Lines of data:
########################################

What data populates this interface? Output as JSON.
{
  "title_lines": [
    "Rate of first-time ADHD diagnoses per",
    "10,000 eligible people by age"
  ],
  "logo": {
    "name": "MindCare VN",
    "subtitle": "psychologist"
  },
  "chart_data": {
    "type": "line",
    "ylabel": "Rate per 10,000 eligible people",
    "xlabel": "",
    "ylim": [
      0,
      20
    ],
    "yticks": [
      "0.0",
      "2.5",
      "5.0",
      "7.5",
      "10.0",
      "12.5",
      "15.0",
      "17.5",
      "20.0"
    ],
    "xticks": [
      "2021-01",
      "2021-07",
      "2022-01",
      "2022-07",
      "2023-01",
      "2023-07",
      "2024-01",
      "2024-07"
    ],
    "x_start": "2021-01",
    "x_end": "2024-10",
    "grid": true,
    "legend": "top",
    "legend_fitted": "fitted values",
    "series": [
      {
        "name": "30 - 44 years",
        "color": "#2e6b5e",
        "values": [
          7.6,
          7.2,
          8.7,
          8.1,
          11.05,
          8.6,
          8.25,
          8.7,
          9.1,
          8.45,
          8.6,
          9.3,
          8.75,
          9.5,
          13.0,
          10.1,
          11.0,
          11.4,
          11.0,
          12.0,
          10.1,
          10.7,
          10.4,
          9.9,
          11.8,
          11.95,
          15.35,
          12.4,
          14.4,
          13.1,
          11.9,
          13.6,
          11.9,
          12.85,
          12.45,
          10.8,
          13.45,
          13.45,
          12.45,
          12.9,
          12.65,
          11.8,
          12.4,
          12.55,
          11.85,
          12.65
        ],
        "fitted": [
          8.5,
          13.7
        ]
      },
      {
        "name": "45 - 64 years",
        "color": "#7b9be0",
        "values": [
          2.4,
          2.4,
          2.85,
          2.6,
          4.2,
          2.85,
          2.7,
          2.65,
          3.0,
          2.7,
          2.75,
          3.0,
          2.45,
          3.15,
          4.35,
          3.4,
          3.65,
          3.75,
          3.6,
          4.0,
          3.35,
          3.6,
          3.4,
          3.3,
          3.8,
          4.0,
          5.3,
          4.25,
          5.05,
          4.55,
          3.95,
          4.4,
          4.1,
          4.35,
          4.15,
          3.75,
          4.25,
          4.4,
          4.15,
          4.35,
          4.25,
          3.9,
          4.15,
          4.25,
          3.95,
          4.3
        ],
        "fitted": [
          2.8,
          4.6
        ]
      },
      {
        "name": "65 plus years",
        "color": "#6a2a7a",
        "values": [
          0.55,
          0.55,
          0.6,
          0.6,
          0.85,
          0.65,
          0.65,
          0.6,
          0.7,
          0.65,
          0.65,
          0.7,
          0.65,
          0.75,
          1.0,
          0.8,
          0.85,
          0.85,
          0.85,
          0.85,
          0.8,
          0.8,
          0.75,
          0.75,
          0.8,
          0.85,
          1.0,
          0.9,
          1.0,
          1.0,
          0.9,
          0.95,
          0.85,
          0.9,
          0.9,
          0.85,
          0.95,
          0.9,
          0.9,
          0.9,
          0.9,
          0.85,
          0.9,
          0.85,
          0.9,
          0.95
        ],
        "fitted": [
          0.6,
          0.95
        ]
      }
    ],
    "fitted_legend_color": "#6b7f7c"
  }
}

########################################

THE TASK: Write out the complete set of records exactly as given.

ANSWER TO THE PROBLEM:
What data populates this interface? Output as JSON.
{
  "title_lines": [
    "Rate of first-time ADHD diagnoses per",
    "10,000 eligible people by age"
  ],
  "logo": {
    "name": "MindCare VN",
    "subtitle": "psychologist"
  },
  "chart_data": {
    "type": "line",
    "ylabel": "Rate per 10,000 eligible people",
    "xlabel": "",
    "ylim": [
      0,
      20
    ],
    "yticks": [
      "0.0",
      "2.5",
      "5.0",
      "7.5",
      "10.0",
      "12.5",
      "15.0",
      "17.5",
      "20.0"
    ],
    "xticks": [
      "2021-01",
      "2021-07",
      "2022-01",
      "2022-07",
      "2023-01",
      "2023-07",
      "2024-01",
      "2024-07"
    ],
    "x_start": "2021-01",
    "x_end": "2024-10",
    "grid": true,
    "legend": "top",
    "legend_fitted": "fitted values",
    "series": [
      {
        "name": "30 - 44 years",
        "color": "#2e6b5e",
        "values": [
          7.6,
          7.2,
          8.7,
          8.1,
          11.05,
          8.6,
          8.25,
          8.7,
          9.1,
          8.45,
          8.6,
          9.3,
          8.75,
          9.5,
          13.0,
          10.1,
          11.0,
          11.4,
          11.0,
          12.0,
          10.1,
          10.7,
          10.4,
          9.9,
          11.8,
          11.95,
          15.35,
          12.4,
          14.4,
          13.1,
          11.9,
          13.6,
          11.9,
          12.85,
          12.45,
          10.8,
          13.45,
          13.45,
          12.45,
          12.9,
          12.65,
          11.8,
          12.4,
          12.55,
          11.85,
          12.65
        ],
        "fitted": [
          8.5,
          13.7
        ]
      },
      {
        "name": "45 - 64 years",
        "color": "#7b9be0",
        "values": [
          2.4,
          2.4,
          2.85,
          2.6,
          4.2,
          2.85,
          2.7,
          2.65,
          3.0,
          2.7,
          2.75,
          3.0,
          2.45,
          3.15,
          4.35,
          3.4,
          3.65,
          3.75,
          3.6,
          4.0,
          3.35,
          3.6,
          3.4,
          3.3,
          3.8,
          4.0,
          5.3,
          4.25,
          5.05,
          4.55,
          3.95,
          4.4,
          4.1,
          4.35,
          4.15,
          3.75,
          4.25,
          4.4,
          4.15,
          4.35,
          4.25,
          3.9,
          4.15,
          4.25,
          3.95,
          4.3
        ],
        "fitted": [
          2.8,
          4.6
        ]
      },
      {
        "name": "65 plus years",
        "color": "#6a2a7a",
        "values": [
          0.55,
          0.55,
          0.6,
          0.6,
          0.85,
          0.65,
          0.65,
          0.6,
          0.7,
          0.65,
          0.65,
          0.7,
          0.65,
          0.75,
          1.0,
          0.8,
          0.85,
          0.85,
          0.85,
          0.85,
          0.8,
          0.8,
          0.75,
          0.75,
          0.8,
          0.85,
          1.0,
          0.9,
          1.0,
          1.0,
          0.9,
          0.95,
          0.85,
          0.9,
          0.9,
          0.85,
          0.95,
          0.9,
          0.9,
          0.9,
          0.9,
          0.85,
          0.9,
          0.85,
          0.9,
          0.95
        ],
        "fitted": [
          0.6,
          0.95
        ]
      }
    ],
    "fitted_legend_color": "#6b7f7c"
  }
}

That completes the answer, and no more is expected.